### AVAILABLE RECORDS

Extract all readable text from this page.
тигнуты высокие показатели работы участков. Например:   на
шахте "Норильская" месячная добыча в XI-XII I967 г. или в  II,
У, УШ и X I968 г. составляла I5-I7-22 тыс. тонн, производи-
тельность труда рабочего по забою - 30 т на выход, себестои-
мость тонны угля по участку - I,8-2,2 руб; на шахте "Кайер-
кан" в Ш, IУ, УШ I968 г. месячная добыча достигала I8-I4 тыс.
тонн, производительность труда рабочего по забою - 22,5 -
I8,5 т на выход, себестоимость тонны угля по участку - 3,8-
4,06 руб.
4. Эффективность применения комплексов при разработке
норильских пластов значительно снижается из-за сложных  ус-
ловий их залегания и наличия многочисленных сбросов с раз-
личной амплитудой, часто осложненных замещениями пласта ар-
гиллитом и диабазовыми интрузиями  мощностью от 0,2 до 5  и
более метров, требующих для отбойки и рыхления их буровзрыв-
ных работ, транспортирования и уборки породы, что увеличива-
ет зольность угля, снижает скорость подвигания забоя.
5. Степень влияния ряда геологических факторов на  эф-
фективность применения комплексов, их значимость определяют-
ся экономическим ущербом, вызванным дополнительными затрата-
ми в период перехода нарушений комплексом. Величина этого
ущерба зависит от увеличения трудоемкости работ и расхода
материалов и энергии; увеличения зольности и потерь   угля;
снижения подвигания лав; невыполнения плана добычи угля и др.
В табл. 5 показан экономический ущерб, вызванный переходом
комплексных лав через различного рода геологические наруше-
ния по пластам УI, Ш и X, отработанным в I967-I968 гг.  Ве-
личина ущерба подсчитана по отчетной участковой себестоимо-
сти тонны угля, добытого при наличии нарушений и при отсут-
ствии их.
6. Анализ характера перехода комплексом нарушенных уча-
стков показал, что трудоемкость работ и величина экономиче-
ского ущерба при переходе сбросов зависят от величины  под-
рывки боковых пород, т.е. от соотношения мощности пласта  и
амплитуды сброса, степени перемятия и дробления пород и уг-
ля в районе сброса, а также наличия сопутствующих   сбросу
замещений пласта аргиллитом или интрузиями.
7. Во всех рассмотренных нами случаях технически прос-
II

######

* _TASK INSTRUCTIONS_
Pick out each line above that includes "выход" and show it.

* _FULL SOLUTION_
тельность труда рабочего по забою - 30 т на выход, себестои-
I8,5 т на выход, себестоимость тонны угля по участку - 3,8-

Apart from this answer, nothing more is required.